## YOUR OBJECTIVE
Reproduce every line of the material below word for word, changing nothing.

(Region and label listings)
[Begin]
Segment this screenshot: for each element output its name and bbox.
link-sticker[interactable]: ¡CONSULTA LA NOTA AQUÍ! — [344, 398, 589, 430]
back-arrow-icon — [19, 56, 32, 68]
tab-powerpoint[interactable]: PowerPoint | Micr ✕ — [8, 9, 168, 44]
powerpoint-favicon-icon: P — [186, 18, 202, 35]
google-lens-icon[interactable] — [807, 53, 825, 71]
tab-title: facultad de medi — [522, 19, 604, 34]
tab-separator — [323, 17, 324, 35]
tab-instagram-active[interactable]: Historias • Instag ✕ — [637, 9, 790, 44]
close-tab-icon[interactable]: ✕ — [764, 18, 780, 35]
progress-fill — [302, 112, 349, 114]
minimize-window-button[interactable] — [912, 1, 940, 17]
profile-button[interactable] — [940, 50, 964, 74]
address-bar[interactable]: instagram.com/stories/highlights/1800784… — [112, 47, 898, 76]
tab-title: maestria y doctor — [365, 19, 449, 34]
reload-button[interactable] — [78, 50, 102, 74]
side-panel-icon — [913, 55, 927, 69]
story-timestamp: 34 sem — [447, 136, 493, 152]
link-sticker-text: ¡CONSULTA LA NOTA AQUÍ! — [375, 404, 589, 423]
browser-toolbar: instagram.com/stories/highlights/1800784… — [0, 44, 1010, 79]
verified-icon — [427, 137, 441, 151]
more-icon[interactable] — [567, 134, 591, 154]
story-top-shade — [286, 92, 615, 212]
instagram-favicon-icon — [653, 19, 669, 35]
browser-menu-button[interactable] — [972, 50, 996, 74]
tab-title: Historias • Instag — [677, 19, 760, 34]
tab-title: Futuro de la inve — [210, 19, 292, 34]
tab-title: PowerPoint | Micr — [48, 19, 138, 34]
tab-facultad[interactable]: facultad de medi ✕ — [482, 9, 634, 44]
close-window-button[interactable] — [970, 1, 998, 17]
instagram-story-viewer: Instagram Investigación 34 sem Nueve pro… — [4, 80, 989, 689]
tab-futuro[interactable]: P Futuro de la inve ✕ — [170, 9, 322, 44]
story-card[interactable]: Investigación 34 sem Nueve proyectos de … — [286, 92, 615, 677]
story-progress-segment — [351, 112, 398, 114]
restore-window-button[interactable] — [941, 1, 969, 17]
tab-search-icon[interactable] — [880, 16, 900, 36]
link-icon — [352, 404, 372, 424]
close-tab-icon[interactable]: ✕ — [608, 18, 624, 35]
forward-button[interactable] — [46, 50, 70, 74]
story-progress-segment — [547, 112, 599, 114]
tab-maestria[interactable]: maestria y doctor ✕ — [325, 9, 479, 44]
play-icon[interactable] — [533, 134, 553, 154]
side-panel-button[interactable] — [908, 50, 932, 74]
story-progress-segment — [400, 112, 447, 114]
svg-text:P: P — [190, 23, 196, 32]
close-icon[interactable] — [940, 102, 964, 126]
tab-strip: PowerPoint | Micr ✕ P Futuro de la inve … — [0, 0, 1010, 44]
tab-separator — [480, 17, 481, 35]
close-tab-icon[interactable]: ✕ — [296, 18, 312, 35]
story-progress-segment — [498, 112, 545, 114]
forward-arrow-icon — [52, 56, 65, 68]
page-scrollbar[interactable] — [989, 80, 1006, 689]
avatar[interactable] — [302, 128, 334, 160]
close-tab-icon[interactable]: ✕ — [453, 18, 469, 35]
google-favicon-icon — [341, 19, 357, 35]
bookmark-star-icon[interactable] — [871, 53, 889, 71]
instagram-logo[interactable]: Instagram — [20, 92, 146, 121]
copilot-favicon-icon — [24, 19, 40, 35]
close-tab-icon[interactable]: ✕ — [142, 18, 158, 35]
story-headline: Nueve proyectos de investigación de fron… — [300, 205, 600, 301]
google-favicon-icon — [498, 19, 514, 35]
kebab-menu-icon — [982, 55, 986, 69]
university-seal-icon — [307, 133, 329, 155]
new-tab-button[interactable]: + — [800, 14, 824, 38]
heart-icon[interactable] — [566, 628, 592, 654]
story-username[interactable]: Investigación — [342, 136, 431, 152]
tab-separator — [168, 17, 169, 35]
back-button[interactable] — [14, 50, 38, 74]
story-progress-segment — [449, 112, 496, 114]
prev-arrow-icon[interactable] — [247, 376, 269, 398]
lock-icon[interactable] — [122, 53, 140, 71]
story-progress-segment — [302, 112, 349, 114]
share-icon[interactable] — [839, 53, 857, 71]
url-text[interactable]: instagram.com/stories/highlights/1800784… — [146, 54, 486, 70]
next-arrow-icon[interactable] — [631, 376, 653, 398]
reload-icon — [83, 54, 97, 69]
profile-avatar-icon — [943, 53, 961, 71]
[End]
## TASK RESPONSE
Segment this screenshot: for each element output its name and bbox.
link-sticker[interactable]: ¡CONSULTA LA NOTA AQUÍ! — [344, 398, 589, 430]
back-arrow-icon — [19, 56, 32, 68]
tab-powerpoint[interactable]: PowerPoint | Micr ✕ — [8, 9, 168, 44]
powerpoint-favicon-icon: P — [186, 18, 202, 35]
google-lens-icon[interactable] — [807, 53, 825, 71]
tab-title: facultad de medi — [522, 19, 604, 34]
tab-separator — [323, 17, 324, 35]
tab-instagram-active[interactable]: Historias • Instag ✕ — [637, 9, 790, 44]
close-tab-icon[interactable]: ✕ — [764, 18, 780, 35]
progress-fill — [302, 112, 349, 114]
minimize-window-button[interactable] — [912, 1, 940, 17]
profile-button[interactable] — [940, 50, 964, 74]
address-bar[interactable]: instagram.com/stories/highlights/1800784… — [112, 47, 898, 76]
tab-title: maestria y doctor — [365, 19, 449, 34]
reload-button[interactable] — [78, 50, 102, 74]
side-panel-icon — [913, 55, 927, 69]
story-timestamp: 34 sem — [447, 136, 493, 152]
link-sticker-text: ¡CONSULTA LA NOTA AQUÍ! — [375, 404, 589, 423]
browser-toolbar: instagram.com/stories/highlights/1800784… — [0, 44, 1010, 79]
verified-icon — [427, 137, 441, 151]
more-icon[interactable] — [567, 134, 591, 154]
story-top-shade — [286, 92, 615, 212]
instagram-favicon-icon — [653, 19, 669, 35]
browser-menu-button[interactable] — [972, 50, 996, 74]
tab-title: Historias • Instag — [677, 19, 760, 34]
tab-title: Futuro de la inve — [210, 19, 292, 34]
tab-title: PowerPoint | Micr — [48, 19, 138, 34]
tab-facultad[interactable]: facultad de medi ✕ — [482, 9, 634, 44]
close-window-button[interactable] — [970, 1, 998, 17]
instagram-story-viewer: Instagram Investigación 34 sem Nueve pro… — [4, 80, 989, 689]
tab-futuro[interactable]: P Futuro de la inve ✕ — [170, 9, 322, 44]
story-card[interactable]: Investigación 34 sem Nueve proyectos de … — [286, 92, 615, 677]
story-progress-segment — [351, 112, 398, 114]
restore-window-button[interactable] — [941, 1, 969, 17]
tab-search-icon[interactable] — [880, 16, 900, 36]
link-icon — [352, 404, 372, 424]
close-tab-icon[interactable]: ✕ — [608, 18, 624, 35]
forward-button[interactable] — [46, 50, 70, 74]
story-progress-segment — [547, 112, 599, 114]
tab-maestria[interactable]: maestria y doctor ✕ — [325, 9, 479, 44]
play-icon[interactable] — [533, 134, 553, 154]
side-panel-button[interactable] — [908, 50, 932, 74]
story-progress-segment — [400, 112, 447, 114]
svg-text:P: P — [190, 23, 196, 32]
close-icon[interactable] — [940, 102, 964, 126]
tab-strip: PowerPoint | Micr ✕ P Futuro de la inve … — [0, 0, 1010, 44]
tab-separator — [480, 17, 481, 35]
close-tab-icon[interactable]: ✕ — [296, 18, 312, 35]
story-progress-segment — [498, 112, 545, 114]
forward-arrow-icon — [52, 56, 65, 68]
page-scrollbar[interactable] — [989, 80, 1006, 689]
avatar[interactable] — [302, 128, 334, 160]
close-tab-icon[interactable]: ✕ — [453, 18, 469, 35]
google-favicon-icon — [341, 19, 357, 35]
bookmark-star-icon[interactable] — [871, 53, 889, 71]
instagram-logo[interactable]: Instagram — [20, 92, 146, 121]
copilot-favicon-icon — [24, 19, 40, 35]
close-tab-icon[interactable]: ✕ — [142, 18, 158, 35]
story-headline: Nueve proyectos de investigación de fron… — [300, 205, 600, 301]
google-favicon-icon — [498, 19, 514, 35]
kebab-menu-icon — [982, 55, 986, 69]
university-seal-icon — [307, 133, 329, 155]
new-tab-button[interactable]: + — [800, 14, 824, 38]
heart-icon[interactable] — [566, 628, 592, 654]
story-username[interactable]: Investigación — [342, 136, 431, 152]
tab-separator — [168, 17, 169, 35]
back-button[interactable] — [14, 50, 38, 74]
story-progress-segment — [449, 112, 496, 114]
prev-arrow-icon[interactable] — [247, 376, 269, 398]
lock-icon[interactable] — [122, 53, 140, 71]
story-progress-segment — [302, 112, 349, 114]
share-icon[interactable] — [839, 53, 857, 71]
url-text[interactable]: instagram.com/stories/highlights/1800784… — [146, 54, 486, 70]
next-arrow-icon[interactable] — [631, 376, 653, 398]
reload-icon — [83, 54, 97, 69]
profile-avatar-icon — [943, 53, 961, 71]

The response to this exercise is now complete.